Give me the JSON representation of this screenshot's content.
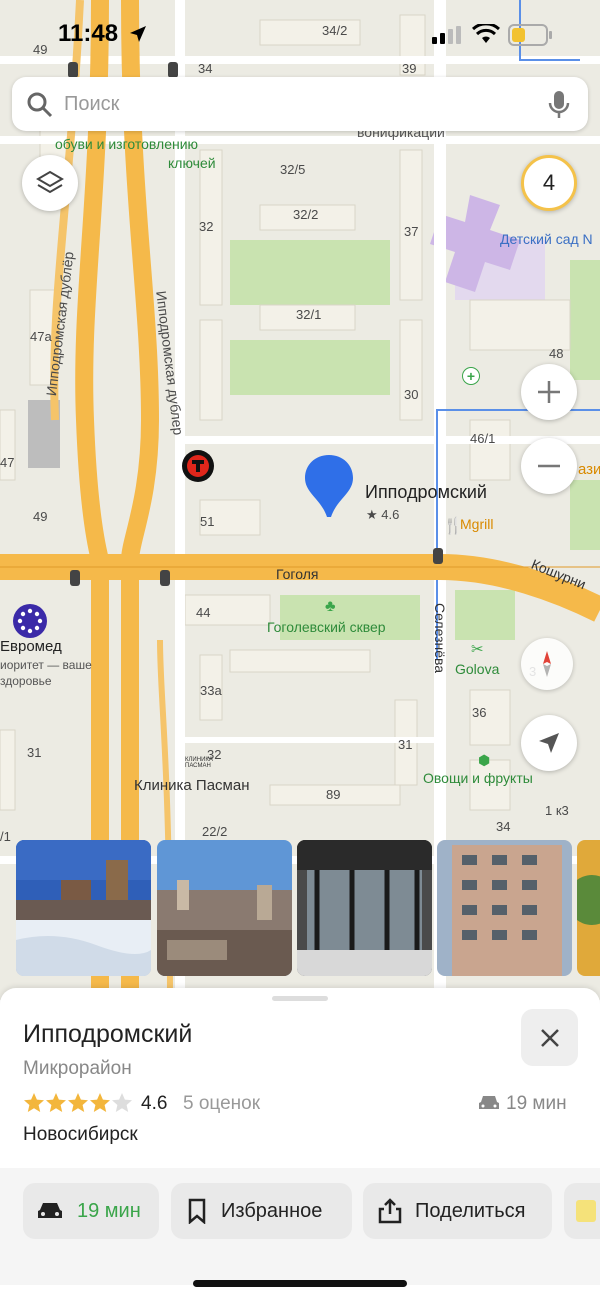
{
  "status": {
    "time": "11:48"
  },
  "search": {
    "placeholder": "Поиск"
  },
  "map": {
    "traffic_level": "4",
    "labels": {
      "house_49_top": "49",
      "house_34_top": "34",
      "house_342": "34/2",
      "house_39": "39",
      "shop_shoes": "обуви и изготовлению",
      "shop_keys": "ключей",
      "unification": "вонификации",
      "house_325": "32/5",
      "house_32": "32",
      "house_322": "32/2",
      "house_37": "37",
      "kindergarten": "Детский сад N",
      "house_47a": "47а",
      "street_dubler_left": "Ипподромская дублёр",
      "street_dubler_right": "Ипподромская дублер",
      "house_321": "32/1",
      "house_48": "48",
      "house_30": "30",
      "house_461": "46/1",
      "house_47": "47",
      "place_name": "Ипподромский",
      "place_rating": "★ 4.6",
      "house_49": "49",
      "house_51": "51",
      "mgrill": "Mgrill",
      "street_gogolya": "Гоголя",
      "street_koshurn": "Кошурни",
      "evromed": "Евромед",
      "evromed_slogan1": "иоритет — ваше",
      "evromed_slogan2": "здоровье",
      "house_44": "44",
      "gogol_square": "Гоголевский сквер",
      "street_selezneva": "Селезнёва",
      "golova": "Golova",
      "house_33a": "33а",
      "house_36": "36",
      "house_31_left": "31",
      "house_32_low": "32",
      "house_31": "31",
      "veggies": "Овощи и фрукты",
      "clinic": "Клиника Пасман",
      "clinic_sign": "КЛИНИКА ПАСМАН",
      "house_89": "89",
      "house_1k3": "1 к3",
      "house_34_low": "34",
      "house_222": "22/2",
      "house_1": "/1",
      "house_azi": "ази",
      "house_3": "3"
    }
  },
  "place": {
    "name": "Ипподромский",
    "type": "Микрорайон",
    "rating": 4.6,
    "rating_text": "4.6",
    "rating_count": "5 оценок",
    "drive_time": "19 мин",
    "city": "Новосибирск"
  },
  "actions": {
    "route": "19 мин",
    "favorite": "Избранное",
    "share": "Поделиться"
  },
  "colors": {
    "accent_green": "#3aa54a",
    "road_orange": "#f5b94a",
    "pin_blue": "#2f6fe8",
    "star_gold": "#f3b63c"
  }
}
────────────────────────────────────────
Show every line that contains the word "Ипподромская".

      "street_dubler_left": "Ипподромская дублёр",
      "street_dubler_right": "Ипподромская дублер",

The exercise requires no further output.